**Short exercise:**
Format each line of the records below as a Markdown table with the columns No. and Entry, numbering the rows in order and omitting blank lines.
● ● ● ● ● ● ●
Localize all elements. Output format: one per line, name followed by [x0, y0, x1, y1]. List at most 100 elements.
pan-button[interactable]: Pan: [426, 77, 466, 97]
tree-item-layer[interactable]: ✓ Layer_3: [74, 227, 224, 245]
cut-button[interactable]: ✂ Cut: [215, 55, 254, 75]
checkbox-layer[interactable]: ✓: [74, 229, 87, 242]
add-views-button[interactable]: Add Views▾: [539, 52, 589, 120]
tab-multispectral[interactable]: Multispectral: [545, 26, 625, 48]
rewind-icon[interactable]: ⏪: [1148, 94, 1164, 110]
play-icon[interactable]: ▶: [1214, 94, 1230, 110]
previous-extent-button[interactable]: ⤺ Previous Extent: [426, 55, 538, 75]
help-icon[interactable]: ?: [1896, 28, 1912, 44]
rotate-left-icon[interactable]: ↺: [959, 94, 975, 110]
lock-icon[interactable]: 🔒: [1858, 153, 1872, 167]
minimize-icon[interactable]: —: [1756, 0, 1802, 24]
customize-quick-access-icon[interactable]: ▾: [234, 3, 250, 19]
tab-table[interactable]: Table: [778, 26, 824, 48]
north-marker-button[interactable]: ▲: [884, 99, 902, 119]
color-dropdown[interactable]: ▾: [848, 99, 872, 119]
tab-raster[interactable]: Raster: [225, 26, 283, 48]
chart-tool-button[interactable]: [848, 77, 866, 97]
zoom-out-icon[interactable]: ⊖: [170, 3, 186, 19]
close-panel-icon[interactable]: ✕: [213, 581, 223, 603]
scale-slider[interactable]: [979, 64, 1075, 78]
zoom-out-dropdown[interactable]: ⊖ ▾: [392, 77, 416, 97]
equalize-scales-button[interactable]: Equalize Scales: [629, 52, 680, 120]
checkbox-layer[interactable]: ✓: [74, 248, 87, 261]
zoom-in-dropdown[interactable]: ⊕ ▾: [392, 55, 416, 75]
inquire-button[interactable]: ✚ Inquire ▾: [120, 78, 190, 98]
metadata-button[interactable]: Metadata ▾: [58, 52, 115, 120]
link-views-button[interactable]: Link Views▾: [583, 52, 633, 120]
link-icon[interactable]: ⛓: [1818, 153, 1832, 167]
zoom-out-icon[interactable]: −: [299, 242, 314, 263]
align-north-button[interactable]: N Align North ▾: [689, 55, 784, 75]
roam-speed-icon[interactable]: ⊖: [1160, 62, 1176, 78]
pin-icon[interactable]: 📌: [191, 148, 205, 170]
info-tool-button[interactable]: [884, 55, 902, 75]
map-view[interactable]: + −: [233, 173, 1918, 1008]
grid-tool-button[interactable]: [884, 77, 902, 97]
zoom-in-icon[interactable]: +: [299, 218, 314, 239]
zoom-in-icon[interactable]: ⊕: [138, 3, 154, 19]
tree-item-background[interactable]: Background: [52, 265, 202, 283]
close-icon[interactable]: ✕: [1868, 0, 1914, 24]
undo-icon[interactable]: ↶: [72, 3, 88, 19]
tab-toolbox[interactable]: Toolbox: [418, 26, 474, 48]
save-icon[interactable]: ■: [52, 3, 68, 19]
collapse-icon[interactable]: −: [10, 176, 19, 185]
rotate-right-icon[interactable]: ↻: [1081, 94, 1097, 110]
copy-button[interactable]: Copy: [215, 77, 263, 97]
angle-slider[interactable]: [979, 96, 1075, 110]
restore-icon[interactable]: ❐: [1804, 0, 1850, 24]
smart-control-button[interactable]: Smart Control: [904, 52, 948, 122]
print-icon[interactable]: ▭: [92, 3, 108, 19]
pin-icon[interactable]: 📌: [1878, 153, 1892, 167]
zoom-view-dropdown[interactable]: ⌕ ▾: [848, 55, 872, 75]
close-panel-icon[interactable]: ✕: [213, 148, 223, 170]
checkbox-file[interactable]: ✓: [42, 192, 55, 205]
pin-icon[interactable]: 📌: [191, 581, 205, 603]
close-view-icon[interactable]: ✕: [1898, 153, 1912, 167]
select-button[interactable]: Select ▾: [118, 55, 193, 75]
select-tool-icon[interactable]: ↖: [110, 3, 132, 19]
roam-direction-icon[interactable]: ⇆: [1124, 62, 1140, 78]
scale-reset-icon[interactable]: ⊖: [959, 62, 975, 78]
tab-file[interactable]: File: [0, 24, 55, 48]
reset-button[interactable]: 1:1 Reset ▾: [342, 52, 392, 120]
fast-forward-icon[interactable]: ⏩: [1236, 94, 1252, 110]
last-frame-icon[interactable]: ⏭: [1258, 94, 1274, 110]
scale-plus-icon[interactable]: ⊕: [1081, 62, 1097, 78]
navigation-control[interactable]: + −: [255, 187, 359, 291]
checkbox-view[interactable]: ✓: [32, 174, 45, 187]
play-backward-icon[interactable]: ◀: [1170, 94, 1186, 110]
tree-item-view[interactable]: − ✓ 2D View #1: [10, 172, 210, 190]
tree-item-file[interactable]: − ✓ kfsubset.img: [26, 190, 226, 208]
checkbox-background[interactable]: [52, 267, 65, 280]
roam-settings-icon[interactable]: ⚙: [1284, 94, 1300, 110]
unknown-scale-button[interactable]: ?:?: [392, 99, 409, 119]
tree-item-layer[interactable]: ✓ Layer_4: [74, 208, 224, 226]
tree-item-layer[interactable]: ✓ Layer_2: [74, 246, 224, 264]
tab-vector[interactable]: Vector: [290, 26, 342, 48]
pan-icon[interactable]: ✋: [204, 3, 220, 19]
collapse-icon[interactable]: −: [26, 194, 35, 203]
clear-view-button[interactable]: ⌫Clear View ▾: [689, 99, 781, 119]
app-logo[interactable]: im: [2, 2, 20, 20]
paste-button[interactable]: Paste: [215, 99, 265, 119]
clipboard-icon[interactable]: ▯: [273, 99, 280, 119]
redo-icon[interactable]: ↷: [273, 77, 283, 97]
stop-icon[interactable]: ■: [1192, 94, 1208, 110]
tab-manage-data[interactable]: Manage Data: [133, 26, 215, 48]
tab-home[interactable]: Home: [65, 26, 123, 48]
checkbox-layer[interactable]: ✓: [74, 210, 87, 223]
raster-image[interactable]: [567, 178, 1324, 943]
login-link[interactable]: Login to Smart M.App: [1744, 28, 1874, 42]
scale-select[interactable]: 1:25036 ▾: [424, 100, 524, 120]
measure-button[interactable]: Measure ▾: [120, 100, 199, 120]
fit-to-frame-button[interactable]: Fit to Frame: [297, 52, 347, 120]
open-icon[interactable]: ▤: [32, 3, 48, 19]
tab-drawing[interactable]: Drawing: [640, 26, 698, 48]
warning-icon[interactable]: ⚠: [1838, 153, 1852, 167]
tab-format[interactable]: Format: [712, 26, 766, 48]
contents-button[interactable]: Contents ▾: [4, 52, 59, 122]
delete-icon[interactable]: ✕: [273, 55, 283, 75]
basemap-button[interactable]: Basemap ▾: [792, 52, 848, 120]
● ● ● ● ● ● ●
**Answer:**
| No. | Entry |
|---|---|
| 1 | Localize all elements. Output format: one per line, name followed by [x0, y0, x1, y1]. List at most 100 elements. |
| 2 | pan-button[interactable]: Pan: [426, 77, 466, 97] |
| 3 | tree-item-layer[interactable]: ✓ Layer_3: [74, 227, 224, 245] |
| 4 | cut-button[interactable]: ✂ Cut: [215, 55, 254, 75] |
| 5 | checkbox-layer[interactable]: ✓: [74, 229, 87, 242] |
| 6 | add-views-button[interactable]: Add Views▾: [539, 52, 589, 120] |
| 7 | tab-multispectral[interactable]: Multispectral: [545, 26, 625, 48] |
| 8 | rewind-icon[interactable]: ⏪: [1148, 94, 1164, 110] |
| 9 | play-icon[interactable]: ▶: [1214, 94, 1230, 110] |
| 10 | previous-extent-button[interactable]: ⤺ Previous Extent: [426, 55, 538, 75] |
| 11 | help-icon[interactable]: ?: [1896, 28, 1912, 44] |
| 12 | rotate-left-icon[interactable]: ↺: [959, 94, 975, 110] |
| 13 | lock-icon[interactable]: 🔒: [1858, 153, 1872, 167] |
| 14 | minimize-icon[interactable]: —: [1756, 0, 1802, 24] |
| 15 | customize-quick-access-icon[interactable]: ▾: [234, 3, 250, 19] |
| 16 | tab-table[interactable]: Table: [778, 26, 824, 48] |
| 17 | north-marker-button[interactable]: ▲: [884, 99, 902, 119] |
| 18 | color-dropdown[interactable]: ▾: [848, 99, 872, 119] |
| 19 | tab-raster[interactable]: Raster: [225, 26, 283, 48] |
| 20 | chart-tool-button[interactable]: [848, 77, 866, 97] |
| 21 | zoom-out-icon[interactable]: ⊖: [170, 3, 186, 19] |
| 22 | close-panel-icon[interactable]: ✕: [213, 581, 223, 603] |
| 23 | scale-slider[interactable]: [979, 64, 1075, 78] |
| 24 | zoom-out-dropdown[interactable]: ⊖ ▾: [392, 77, 416, 97] |
| 25 | equalize-scales-button[interactable]: Equalize Scales: [629, 52, 680, 120] |
| 26 | checkbox-layer[interactable]: ✓: [74, 248, 87, 261] |
| 27 | zoom-in-dropdown[interactable]: ⊕ ▾: [392, 55, 416, 75] |
| 28 | inquire-button[interactable]: ✚ Inquire ▾: [120, 78, 190, 98] |
| 29 | metadata-button[interactable]: Metadata ▾: [58, 52, 115, 120] |
| 30 | link-views-button[interactable]: Link Views▾: [583, 52, 633, 120] |
| 31 | link-icon[interactable]: ⛓: [1818, 153, 1832, 167] |
| 32 | zoom-out-icon[interactable]: −: [299, 242, 314, 263] |
| 33 | align-north-button[interactable]: N Align North ▾: [689, 55, 784, 75] |
| 34 | roam-speed-icon[interactable]: ⊖: [1160, 62, 1176, 78] |
| 35 | pin-icon[interactable]: 📌: [191, 148, 205, 170] |
| 36 | info-tool-button[interactable]: [884, 55, 902, 75] |
| 37 | map-view[interactable]: + −: [233, 173, 1918, 1008] |
| 38 | grid-tool-button[interactable]: [884, 77, 902, 97] |
| 39 | zoom-in-icon[interactable]: +: [299, 218, 314, 239] |
| 40 | zoom-in-icon[interactable]: ⊕: [138, 3, 154, 19] |
| 41 | tree-item-background[interactable]: Background: [52, 265, 202, 283] |
| 42 | close-icon[interactable]: ✕: [1868, 0, 1914, 24] |
| 43 | undo-icon[interactable]: ↶: [72, 3, 88, 19] |
| 44 | tab-toolbox[interactable]: Toolbox: [418, 26, 474, 48] |
| 45 | save-icon[interactable]: ■: [52, 3, 68, 19] |
| 46 | collapse-icon[interactable]: −: [10, 176, 19, 185] |
| 47 | rotate-right-icon[interactable]: ↻: [1081, 94, 1097, 110] |
| 48 | copy-button[interactable]: Copy: [215, 77, 263, 97] |
| 49 | angle-slider[interactable]: [979, 96, 1075, 110] |
| 50 | restore-icon[interactable]: ❐: [1804, 0, 1850, 24] |
| 51 | smart-control-button[interactable]: Smart Control: [904, 52, 948, 122] |
| 52 | print-icon[interactable]: ▭: [92, 3, 108, 19] |
| 53 | pin-icon[interactable]: 📌: [1878, 153, 1892, 167] |
| 54 | zoom-view-dropdown[interactable]: ⌕ ▾: [848, 55, 872, 75] |
| 55 | close-panel-icon[interactable]: ✕: [213, 148, 223, 170] |
| 56 | checkbox-file[interactable]: ✓: [42, 192, 55, 205] |
| 57 | pin-icon[interactable]: 📌: [191, 581, 205, 603] |
| 58 | close-view-icon[interactable]: ✕: [1898, 153, 1912, 167] |
| 59 | select-button[interactable]: Select ▾: [118, 55, 193, 75] |
| 60 | select-tool-icon[interactable]: ↖: [110, 3, 132, 19] |
| 61 | roam-direction-icon[interactable]: ⇆: [1124, 62, 1140, 78] |
| 62 | scale-reset-icon[interactable]: ⊖: [959, 62, 975, 78] |
| 63 | tab-file[interactable]: File: [0, 24, 55, 48] |
| 64 | reset-button[interactable]: 1:1 Reset ▾: [342, 52, 392, 120] |
| 65 | fast-forward-icon[interactable]: ⏩: [1236, 94, 1252, 110] |
| 66 | last-frame-icon[interactable]: ⏭: [1258, 94, 1274, 110] |
| 67 | scale-plus-icon[interactable]: ⊕: [1081, 62, 1097, 78] |
| 68 | navigation-control[interactable]: + −: [255, 187, 359, 291] |
| 69 | checkbox-view[interactable]: ✓: [32, 174, 45, 187] |
| 70 | play-backward-icon[interactable]: ◀: [1170, 94, 1186, 110] |
| 71 | tree-item-view[interactable]: − ✓ 2D View #1: [10, 172, 210, 190] |
| 72 | tree-item-file[interactable]: − ✓ kfsubset.img: [26, 190, 226, 208] |
| 73 | checkbox-background[interactable]: [52, 267, 65, 280] |
| 74 | roam-settings-icon[interactable]: ⚙: [1284, 94, 1300, 110] |
| 75 | unknown-scale-button[interactable]: ?:?: [392, 99, 409, 119] |
| 76 | tree-item-layer[interactable]: ✓ Layer_4: [74, 208, 224, 226] |
| 77 | tree-item-layer[interactable]: ✓ Layer_2: [74, 246, 224, 264] |
| 78 | tab-vector[interactable]: Vector: [290, 26, 342, 48] |
| 79 | pan-icon[interactable]: ✋: [204, 3, 220, 19] |
| 80 | collapse-icon[interactable]: −: [26, 194, 35, 203] |
| 81 | clear-view-button[interactable]: ⌫Clear View ▾: [689, 99, 781, 119] |
| 82 | app-logo[interactable]: im: [2, 2, 20, 20] |
| 83 | paste-button[interactable]: Paste: [215, 99, 265, 119] |
| 84 | clipboard-icon[interactable]: ▯: [273, 99, 280, 119] |
| 85 | redo-icon[interactable]: ↷: [273, 77, 283, 97] |
| 86 | stop-icon[interactable]: ■: [1192, 94, 1208, 110] |
| 87 | tab-manage-data[interactable]: Manage Data: [133, 26, 215, 48] |
| 88 | tab-home[interactable]: Home: [65, 26, 123, 48] |
| 89 | checkbox-layer[interactable]: ✓: [74, 210, 87, 223] |
| 90 | raster-image[interactable]: [567, 178, 1324, 943] |
| 91 | login-link[interactable]: Login to Smart M.App: [1744, 28, 1874, 42] |
| 92 | scale-select[interactable]: 1:25036 ▾: [424, 100, 524, 120] |
| 93 | measure-button[interactable]: Measure ▾: [120, 100, 199, 120] |
| 94 | fit-to-frame-button[interactable]: Fit to Frame: [297, 52, 347, 120] |
| 95 | open-icon[interactable]: ▤: [32, 3, 48, 19] |
| 96 | tab-drawing[interactable]: Drawing: [640, 26, 698, 48] |
| 97 | warning-icon[interactable]: ⚠: [1838, 153, 1852, 167] |
| 98 | tab-format[interactable]: Format: [712, 26, 766, 48] |
| 99 | contents-button[interactable]: Contents ▾: [4, 52, 59, 122] |
| 100 | delete-icon[interactable]: ✕: [273, 55, 283, 75] |
| 101 | basemap-button[interactable]: Basemap ▾: [792, 52, 848, 120] |